**AVAILABLE RECORDS:**
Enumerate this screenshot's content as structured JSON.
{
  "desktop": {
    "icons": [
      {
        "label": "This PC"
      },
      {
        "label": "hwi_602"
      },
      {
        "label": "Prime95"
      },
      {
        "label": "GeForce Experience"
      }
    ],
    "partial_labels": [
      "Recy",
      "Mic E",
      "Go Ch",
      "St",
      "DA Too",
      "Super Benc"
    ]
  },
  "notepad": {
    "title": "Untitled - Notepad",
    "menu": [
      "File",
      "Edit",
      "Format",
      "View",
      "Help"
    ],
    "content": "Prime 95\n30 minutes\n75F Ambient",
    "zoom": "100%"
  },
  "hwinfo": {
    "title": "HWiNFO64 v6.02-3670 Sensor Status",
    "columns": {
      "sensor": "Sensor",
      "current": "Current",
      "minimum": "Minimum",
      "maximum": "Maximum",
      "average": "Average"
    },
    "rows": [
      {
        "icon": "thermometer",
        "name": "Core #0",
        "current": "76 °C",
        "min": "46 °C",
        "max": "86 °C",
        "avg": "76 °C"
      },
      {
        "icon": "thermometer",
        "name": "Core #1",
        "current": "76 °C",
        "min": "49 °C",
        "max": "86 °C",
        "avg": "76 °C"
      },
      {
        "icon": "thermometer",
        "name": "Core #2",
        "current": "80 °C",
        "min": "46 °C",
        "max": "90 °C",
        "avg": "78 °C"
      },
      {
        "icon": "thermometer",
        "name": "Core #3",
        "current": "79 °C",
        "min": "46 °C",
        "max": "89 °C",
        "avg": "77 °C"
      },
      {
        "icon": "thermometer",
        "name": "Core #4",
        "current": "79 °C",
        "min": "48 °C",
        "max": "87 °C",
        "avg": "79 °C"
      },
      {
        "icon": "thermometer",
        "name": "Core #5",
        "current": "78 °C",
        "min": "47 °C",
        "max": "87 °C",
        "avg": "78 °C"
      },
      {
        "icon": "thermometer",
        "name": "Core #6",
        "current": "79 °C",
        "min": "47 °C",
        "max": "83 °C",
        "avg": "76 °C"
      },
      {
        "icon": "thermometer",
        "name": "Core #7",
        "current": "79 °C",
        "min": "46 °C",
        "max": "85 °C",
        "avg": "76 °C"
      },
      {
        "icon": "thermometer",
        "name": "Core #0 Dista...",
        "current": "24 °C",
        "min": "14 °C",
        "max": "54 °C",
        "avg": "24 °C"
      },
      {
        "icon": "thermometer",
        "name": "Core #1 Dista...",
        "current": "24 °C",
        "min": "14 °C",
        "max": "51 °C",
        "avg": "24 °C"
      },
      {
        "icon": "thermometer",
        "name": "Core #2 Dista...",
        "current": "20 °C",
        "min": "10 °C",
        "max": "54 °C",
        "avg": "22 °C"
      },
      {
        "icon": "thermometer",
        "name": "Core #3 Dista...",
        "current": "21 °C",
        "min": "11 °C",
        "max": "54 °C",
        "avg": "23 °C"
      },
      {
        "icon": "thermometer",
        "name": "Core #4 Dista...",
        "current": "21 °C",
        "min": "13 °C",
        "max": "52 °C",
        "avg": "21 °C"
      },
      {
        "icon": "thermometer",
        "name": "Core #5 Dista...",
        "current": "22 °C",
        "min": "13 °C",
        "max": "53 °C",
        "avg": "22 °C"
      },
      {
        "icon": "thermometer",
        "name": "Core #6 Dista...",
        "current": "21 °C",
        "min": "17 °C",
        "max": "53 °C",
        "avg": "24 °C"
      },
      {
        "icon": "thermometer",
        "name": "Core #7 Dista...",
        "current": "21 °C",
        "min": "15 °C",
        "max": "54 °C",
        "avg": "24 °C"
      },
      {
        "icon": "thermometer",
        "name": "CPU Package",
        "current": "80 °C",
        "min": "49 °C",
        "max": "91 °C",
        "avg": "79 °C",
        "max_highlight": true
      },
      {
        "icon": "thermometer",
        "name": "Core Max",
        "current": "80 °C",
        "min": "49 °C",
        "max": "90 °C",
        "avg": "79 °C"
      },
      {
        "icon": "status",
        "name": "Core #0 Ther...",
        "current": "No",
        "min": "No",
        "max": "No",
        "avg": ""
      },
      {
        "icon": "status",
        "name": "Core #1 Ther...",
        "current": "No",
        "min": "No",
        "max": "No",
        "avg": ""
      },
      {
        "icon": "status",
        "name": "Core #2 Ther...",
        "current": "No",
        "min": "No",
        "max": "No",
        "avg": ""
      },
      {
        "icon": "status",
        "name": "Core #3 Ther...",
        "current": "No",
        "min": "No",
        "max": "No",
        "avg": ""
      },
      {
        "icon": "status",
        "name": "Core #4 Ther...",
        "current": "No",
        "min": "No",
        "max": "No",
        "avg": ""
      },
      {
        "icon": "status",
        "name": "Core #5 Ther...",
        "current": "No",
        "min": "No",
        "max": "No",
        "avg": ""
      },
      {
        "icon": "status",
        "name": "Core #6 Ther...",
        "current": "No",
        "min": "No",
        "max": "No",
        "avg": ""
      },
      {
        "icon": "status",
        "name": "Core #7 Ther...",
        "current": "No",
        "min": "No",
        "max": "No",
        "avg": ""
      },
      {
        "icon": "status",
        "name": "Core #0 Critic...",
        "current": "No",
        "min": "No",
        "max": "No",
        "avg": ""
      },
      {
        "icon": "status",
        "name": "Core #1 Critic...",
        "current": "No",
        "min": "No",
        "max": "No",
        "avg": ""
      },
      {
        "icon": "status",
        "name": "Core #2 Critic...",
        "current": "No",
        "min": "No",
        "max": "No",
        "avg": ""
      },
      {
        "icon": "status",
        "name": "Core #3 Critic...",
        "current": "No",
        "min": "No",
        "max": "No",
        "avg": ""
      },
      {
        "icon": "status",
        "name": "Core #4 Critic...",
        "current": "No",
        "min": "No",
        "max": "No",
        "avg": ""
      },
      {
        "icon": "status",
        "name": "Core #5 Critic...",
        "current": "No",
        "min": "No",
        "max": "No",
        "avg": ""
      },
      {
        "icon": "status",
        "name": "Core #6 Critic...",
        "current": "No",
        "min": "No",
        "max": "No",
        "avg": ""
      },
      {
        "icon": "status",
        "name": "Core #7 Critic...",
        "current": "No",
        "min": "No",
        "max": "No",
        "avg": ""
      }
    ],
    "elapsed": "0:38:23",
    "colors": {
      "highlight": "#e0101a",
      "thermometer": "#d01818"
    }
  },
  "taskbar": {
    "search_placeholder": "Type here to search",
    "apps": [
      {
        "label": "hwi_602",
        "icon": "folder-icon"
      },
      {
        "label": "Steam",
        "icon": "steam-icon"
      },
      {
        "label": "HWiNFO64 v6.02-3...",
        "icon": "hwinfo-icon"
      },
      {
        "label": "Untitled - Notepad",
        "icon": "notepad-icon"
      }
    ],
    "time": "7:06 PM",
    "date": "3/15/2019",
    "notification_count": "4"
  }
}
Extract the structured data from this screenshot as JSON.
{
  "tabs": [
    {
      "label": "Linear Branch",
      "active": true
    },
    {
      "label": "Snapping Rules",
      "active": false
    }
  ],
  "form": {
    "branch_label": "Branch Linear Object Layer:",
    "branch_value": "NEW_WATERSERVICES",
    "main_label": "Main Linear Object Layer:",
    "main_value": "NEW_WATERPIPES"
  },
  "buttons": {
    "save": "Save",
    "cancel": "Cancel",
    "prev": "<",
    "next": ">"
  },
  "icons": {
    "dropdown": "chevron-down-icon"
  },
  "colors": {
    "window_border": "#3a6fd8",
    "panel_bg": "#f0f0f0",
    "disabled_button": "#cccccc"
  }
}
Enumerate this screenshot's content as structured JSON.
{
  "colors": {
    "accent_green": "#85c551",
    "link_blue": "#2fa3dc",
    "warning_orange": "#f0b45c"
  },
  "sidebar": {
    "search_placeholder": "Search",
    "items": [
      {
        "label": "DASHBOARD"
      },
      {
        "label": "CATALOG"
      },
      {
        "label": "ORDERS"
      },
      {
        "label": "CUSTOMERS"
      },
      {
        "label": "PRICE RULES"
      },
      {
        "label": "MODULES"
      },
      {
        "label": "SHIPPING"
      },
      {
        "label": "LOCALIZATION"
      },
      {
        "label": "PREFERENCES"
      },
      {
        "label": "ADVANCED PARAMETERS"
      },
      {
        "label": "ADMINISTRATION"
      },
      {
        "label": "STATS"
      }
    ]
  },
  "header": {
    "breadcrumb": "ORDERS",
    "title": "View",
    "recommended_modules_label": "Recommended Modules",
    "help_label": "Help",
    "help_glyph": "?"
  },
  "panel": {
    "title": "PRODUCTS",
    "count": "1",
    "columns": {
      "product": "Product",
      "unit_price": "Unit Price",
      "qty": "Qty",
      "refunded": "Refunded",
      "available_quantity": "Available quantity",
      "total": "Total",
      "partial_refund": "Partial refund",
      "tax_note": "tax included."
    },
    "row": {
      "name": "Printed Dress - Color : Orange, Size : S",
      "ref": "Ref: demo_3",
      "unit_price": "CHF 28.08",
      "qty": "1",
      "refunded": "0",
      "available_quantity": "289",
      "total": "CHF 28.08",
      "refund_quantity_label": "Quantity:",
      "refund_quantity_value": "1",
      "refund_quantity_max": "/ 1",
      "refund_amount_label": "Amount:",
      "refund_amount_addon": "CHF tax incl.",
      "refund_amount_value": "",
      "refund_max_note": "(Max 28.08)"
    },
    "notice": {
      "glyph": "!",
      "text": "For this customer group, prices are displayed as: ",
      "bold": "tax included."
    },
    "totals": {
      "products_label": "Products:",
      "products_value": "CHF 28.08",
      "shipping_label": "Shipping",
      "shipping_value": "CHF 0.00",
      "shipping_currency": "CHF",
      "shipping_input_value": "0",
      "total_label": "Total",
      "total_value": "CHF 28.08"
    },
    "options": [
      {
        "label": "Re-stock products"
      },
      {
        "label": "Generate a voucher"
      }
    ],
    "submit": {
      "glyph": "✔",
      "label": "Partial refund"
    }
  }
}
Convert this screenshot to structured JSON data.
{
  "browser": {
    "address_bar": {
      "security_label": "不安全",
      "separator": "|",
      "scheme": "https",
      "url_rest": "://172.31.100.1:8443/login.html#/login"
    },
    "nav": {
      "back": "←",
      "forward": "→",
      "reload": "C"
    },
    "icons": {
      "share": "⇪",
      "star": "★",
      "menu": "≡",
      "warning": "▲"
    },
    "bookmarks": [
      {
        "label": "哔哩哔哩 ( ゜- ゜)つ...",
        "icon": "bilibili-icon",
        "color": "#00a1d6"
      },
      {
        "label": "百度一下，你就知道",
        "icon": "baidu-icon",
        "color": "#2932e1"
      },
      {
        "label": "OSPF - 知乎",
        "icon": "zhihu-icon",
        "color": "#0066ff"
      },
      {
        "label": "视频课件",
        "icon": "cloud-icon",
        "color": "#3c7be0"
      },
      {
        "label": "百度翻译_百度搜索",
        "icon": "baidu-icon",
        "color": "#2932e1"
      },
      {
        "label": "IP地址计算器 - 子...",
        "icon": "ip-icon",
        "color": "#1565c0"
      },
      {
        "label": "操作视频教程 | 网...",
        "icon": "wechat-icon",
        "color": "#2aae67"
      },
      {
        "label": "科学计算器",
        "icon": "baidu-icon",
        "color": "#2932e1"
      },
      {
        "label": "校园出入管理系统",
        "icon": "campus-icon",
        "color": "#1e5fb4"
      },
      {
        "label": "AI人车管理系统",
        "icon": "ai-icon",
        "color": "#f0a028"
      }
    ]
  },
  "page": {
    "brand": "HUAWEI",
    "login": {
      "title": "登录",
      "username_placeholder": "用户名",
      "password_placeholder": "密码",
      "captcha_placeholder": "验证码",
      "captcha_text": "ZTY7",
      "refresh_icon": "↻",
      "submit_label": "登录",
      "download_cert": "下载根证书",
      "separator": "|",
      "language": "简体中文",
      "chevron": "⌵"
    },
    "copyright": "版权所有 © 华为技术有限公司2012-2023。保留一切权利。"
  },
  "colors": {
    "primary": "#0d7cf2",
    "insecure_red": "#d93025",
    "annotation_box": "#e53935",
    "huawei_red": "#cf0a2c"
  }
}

**EXERCISE DIRECTIONS:** Using the listing above, pull out all lines that hold the word "Linear".

**WRITTEN REPLY:**
      "label": "Linear Branch",
    "branch_label": "Branch Linear Object Layer:",
    "main_label": "Main Linear Object Layer:",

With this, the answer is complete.